Print the following blog post about the Washington Post ombudsman's column on innovation in full, keeping every word and punctuation mark unchanged.

--- SUPPLIED PASSAGE ---
----------------
There has been quite a stir about Washington Post ombudsman Patrick B. Pexton’s column about the Post innovating too fast. Jay Rosen didn’t think that accurately reflected what Pexton really thought. Rosen has a great Q&A that helps explain Pexton’s views further and clarifies a few points.
PressThink: You wondered aloud in your recent column whether the Post might be trying too much innovation and exhausting the staff, along with the patience of its readers. You quoted a couple of readers saying things to that effect, but I’m guessing that a series of observations over time led up to that column. So what were those observations?
Pexton: Yes, good guess. I think No. 1 is the lack of progress at The Post in getting the Web site to download faster for readers. This has been, and is, such a technological challenge, that readers probably mistakenly blame the new innovations for that, when in fact it’s the technological infrastructure, and the tremendous addition of ad plug-ins, etc. that make the site slow to load.
But I think that the innovations, many of which I support, should be done more selectively, and maybe slow down a little until they get the Web site problems fixed. The @mention machine was kind of the straw that broke the camel’s back, for me, and for readers.
PressThink: So your point is that the innovation is coming on top of a “base” that isn’t functioning well, symbolized by the agonizingly slow load times on the site (which I have groaned about myself.) Is that correct?
PressThink: So maybe what you’re really saying is not that there’s too much innovation being tried but too weak a narrative for how The Post can innovate at the center of its mission and strengths. After all, if innovation means adds ons–bells and whistles–that threaten to detract from the core strengths, that won’t get it done, either… right?
Pexton: Correct. I think, and I’ve commented on this in other columns, that the journalistic direction is not well laid out here, or at least not sufficiently to put the innovations in a framework.
PressThink: “Do everything” is a weak narrative about what needs to change.
Pexton: Yes. What’s the Post’s narrative? I know what the official strategy is, but that’s more of a business strategy than a journalistic one.
I think criticism of the Post’s website is fair. While there is innovation happening at the Post, particularly online, the website itself needs work. It’s not the most attractive, it has too much information per individual page, it’s overloaded with chrome, it takes awhile to load, it doesn’t feel cohesive enough, etc. Those points by Pexton shouldn’t be lightly thrown aside.
The Post does have some good innovation, however. It’s special features are strong. It covers elections well and has some nice interactive infographics. It’s started some very good blogs and is bringing a different style of journalism to those sections.
----------------
--- DATASET RECORDS ---
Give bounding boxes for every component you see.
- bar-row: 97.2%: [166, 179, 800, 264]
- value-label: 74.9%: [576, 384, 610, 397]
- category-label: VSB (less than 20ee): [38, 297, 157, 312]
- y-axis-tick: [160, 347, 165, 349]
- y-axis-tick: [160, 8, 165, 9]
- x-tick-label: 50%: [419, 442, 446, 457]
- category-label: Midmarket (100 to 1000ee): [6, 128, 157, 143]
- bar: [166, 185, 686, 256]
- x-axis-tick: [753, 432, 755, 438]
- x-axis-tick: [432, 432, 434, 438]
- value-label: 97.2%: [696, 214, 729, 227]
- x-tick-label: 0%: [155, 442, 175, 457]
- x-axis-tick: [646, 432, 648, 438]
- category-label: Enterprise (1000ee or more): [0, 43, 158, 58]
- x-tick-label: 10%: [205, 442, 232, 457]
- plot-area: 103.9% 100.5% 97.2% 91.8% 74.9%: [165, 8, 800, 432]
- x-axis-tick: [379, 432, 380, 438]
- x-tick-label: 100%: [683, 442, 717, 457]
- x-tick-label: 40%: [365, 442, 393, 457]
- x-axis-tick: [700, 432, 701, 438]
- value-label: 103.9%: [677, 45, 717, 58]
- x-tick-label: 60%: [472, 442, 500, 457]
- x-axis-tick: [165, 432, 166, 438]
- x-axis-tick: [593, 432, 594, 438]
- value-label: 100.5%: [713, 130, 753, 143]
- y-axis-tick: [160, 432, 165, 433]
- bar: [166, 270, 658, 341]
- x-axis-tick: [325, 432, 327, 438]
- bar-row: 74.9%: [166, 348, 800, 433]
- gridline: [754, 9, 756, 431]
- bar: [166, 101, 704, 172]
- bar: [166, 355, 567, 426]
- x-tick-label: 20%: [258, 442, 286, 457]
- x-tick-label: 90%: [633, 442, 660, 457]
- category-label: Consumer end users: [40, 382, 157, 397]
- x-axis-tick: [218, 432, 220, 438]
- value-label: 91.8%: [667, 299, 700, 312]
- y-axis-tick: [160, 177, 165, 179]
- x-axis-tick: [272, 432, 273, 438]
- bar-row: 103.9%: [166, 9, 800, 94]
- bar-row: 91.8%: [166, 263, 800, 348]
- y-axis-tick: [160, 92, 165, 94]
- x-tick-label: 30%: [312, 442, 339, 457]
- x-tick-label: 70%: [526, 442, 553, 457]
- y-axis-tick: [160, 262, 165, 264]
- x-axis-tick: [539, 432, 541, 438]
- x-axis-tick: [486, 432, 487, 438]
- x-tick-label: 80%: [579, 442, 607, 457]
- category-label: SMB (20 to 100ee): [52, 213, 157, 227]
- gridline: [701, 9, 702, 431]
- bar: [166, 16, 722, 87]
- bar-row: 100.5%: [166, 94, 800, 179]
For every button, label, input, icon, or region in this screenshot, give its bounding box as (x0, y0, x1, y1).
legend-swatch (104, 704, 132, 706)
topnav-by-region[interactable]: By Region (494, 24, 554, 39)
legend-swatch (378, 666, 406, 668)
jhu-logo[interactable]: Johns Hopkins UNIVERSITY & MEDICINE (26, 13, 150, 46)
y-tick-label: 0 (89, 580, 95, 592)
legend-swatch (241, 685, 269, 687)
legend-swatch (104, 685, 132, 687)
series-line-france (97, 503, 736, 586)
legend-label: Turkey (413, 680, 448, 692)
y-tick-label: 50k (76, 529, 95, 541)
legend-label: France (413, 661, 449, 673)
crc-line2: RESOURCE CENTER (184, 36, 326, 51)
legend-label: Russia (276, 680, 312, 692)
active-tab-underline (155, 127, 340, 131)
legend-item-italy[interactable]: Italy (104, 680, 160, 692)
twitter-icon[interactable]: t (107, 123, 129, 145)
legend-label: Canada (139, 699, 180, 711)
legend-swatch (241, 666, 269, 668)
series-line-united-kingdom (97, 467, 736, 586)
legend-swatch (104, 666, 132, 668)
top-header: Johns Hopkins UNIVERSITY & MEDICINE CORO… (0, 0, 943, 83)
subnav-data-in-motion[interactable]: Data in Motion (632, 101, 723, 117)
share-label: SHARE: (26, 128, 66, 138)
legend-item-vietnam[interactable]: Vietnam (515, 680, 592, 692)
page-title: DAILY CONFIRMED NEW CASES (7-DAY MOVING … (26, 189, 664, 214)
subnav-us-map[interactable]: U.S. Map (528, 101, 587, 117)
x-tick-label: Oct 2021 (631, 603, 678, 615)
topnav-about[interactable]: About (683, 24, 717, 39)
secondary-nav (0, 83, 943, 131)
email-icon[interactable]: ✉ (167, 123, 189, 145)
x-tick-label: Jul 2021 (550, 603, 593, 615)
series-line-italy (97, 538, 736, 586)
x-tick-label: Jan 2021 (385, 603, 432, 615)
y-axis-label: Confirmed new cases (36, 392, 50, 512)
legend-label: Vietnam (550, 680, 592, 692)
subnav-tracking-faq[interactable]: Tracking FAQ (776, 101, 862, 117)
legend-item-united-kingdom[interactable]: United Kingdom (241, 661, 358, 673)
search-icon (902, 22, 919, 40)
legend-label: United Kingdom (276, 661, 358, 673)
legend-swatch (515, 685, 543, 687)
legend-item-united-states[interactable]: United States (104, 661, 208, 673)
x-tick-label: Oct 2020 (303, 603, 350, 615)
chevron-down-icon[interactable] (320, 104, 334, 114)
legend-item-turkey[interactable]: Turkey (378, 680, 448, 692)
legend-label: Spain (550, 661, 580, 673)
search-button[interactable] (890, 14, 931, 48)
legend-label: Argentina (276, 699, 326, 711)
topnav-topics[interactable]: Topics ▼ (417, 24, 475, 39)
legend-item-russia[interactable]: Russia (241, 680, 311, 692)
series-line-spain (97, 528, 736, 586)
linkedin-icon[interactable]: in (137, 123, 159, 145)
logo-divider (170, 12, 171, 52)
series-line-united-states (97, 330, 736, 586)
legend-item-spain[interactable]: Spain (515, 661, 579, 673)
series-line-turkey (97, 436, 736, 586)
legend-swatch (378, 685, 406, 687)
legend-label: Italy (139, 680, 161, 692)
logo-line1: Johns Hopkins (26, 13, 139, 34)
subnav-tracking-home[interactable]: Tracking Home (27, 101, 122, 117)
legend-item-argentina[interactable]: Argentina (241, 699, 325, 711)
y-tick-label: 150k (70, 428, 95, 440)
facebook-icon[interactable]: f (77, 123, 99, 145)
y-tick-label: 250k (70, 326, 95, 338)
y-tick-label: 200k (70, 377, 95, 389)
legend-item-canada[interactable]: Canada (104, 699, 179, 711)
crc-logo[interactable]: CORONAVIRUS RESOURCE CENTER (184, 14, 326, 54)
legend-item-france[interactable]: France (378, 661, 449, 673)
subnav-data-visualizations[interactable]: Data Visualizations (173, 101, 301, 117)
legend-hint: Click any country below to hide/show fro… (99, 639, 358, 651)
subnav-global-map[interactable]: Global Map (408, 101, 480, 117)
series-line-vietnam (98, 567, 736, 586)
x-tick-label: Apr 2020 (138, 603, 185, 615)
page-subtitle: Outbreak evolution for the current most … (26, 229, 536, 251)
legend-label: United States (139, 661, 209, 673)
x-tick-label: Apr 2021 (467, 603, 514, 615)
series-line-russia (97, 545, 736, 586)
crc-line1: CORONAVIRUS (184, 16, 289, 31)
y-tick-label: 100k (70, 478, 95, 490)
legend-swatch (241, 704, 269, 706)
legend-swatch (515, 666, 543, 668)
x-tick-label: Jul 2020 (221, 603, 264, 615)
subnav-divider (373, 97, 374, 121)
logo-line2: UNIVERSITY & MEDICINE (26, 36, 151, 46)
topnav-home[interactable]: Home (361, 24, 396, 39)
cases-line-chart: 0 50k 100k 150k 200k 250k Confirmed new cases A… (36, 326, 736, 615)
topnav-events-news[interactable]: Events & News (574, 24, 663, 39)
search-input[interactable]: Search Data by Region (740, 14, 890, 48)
----------------
--- TASK ANSWER ---
There has been quite a stir about Washington Post ombudsman Patrick B. Pexton’s column about the Post innovating too fast. Jay Rosen didn’t think that accurately reflected what Pexton really thought. Rosen has a great Q&A that helps explain Pexton’s views further and clarifies a few points.
PressThink: You wondered aloud in your recent column whether the Post might be trying too much innovation and exhausting the staff, along with the patience of its readers. You quoted a couple of readers saying things to that effect, but I’m guessing that a series of observations over time led up to that column. So what were those observations?
Pexton: Yes, good guess. I think No. 1 is the lack of progress at The Post in getting the Web site to download faster for readers. This has been, and is, such a technological challenge, that readers probably mistakenly blame the new innovations for that, when in fact it’s the technological infrastructure, and the tremendous addition of ad plug-ins, etc. that make the site slow to load.
But I think that the innovations, many of which I support, should be done more selectively, and maybe slow down a little until they get the Web site problems fixed. The @mention machine was kind of the straw that broke the camel’s back, for me, and for readers.
PressThink: So your point is that the innovation is coming on top of a “base” that isn’t functioning well, symbolized by the agonizingly slow load times on the site (which I have groaned about myself.) Is that correct?
PressThink: So maybe what you’re really saying is not that there’s too much innovation being tried but too weak a narrative for how The Post can innovate at the center of its mission and strengths. After all, if innovation means adds ons–bells and whistles–that threaten to detract from the core strengths, that won’t get it done, either… right?
Pexton: Correct. I think, and I’ve commented on this in other columns, that the journalistic direction is not well laid out here, or at least not sufficiently to put the innovations in a framework.
PressThink: “Do everything” is a weak narrative about what needs to change.
Pexton: Yes. What’s the Post’s narrative? I know what the official strategy is, but that’s more of a business strategy than a journalistic one.
I think criticism of the Post’s website is fair. While there is innovation happening at the Post, particularly online, the website itself needs work. It’s not the most attractive, it has too much information per individual page, it’s overloaded with chrome, it takes awhile to load, it doesn’t feel cohesive enough, etc. Those points by Pexton shouldn’t be lightly thrown aside.
The Post does have some good innovation, however. It’s special features are strong. It covers elections well and has some nice interactive infographics. It’s started some very good blogs and is bringing a different style of journalism to those sections.